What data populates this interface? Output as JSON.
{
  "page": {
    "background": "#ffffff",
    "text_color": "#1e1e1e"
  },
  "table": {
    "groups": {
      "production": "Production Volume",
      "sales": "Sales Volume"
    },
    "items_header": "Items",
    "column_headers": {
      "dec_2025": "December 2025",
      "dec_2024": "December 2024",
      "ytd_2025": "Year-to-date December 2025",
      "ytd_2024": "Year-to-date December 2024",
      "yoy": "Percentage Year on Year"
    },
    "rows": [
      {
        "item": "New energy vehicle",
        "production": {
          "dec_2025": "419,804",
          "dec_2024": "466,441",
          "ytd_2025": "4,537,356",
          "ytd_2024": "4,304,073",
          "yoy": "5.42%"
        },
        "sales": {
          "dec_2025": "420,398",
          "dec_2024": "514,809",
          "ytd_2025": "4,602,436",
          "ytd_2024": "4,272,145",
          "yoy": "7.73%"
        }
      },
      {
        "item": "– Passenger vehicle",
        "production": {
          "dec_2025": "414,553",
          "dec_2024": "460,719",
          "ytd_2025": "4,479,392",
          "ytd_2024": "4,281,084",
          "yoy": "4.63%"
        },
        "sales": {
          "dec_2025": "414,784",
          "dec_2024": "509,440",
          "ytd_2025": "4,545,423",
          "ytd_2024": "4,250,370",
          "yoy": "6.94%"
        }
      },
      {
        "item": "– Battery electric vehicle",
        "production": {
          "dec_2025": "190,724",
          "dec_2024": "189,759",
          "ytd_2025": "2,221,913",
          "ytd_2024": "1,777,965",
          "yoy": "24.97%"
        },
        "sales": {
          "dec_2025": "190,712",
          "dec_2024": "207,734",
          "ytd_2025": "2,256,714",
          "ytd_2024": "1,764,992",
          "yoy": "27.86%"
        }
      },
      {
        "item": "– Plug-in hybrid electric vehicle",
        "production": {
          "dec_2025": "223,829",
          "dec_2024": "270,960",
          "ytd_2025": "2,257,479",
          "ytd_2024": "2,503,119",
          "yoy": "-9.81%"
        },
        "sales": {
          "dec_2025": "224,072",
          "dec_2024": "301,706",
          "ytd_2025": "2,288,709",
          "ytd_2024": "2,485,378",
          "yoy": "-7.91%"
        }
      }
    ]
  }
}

### Task to complete
The entries above must be returned exactly.

### Output of the task
What data populates this interface? Output as JSON.
{
  "page": {
    "background": "#ffffff",
    "text_color": "#1e1e1e"
  },
  "table": {
    "groups": {
      "production": "Production Volume",
      "sales": "Sales Volume"
    },
    "items_header": "Items",
    "column_headers": {
      "dec_2025": "December 2025",
      "dec_2024": "December 2024",
      "ytd_2025": "Year-to-date December 2025",
      "ytd_2024": "Year-to-date December 2024",
      "yoy": "Percentage Year on Year"
    },
    "rows": [
      {
        "item": "New energy vehicle",
        "production": {
          "dec_2025": "419,804",
          "dec_2024": "466,441",
          "ytd_2025": "4,537,356",
          "ytd_2024": "4,304,073",
          "yoy": "5.42%"
        },
        "sales": {
          "dec_2025": "420,398",
          "dec_2024": "514,809",
          "ytd_2025": "4,602,436",
          "ytd_2024": "4,272,145",
          "yoy": "7.73%"
        }
      },
      {
        "item": "– Passenger vehicle",
        "production": {
          "dec_2025": "414,553",
          "dec_2024": "460,719",
          "ytd_2025": "4,479,392",
          "ytd_2024": "4,281,084",
          "yoy": "4.63%"
        },
        "sales": {
          "dec_2025": "414,784",
          "dec_2024": "509,440",
          "ytd_2025": "4,545,423",
          "ytd_2024": "4,250,370",
          "yoy": "6.94%"
        }
      },
      {
        "item": "– Battery electric vehicle",
        "production": {
          "dec_2025": "190,724",
          "dec_2024": "189,759",
          "ytd_2025": "2,221,913",
          "ytd_2024": "1,777,965",
          "yoy": "24.97%"
        },
        "sales": {
          "dec_2025": "190,712",
          "dec_2024": "207,734",
          "ytd_2025": "2,256,714",
          "ytd_2024": "1,764,992",
          "yoy": "27.86%"
        }
      },
      {
        "item": "– Plug-in hybrid electric vehicle",
        "production": {
          "dec_2025": "223,829",
          "dec_2024": "270,960",
          "ytd_2025": "2,257,479",
          "ytd_2024": "2,503,119",
          "yoy": "-9.81%"
        },
        "sales": {
          "dec_2025": "224,072",
          "dec_2024": "301,706",
          "ytd_2025": "2,288,709",
          "ytd_2024": "2,485,378",
          "yoy": "-7.91%"
        }
      }
    ]
  }
}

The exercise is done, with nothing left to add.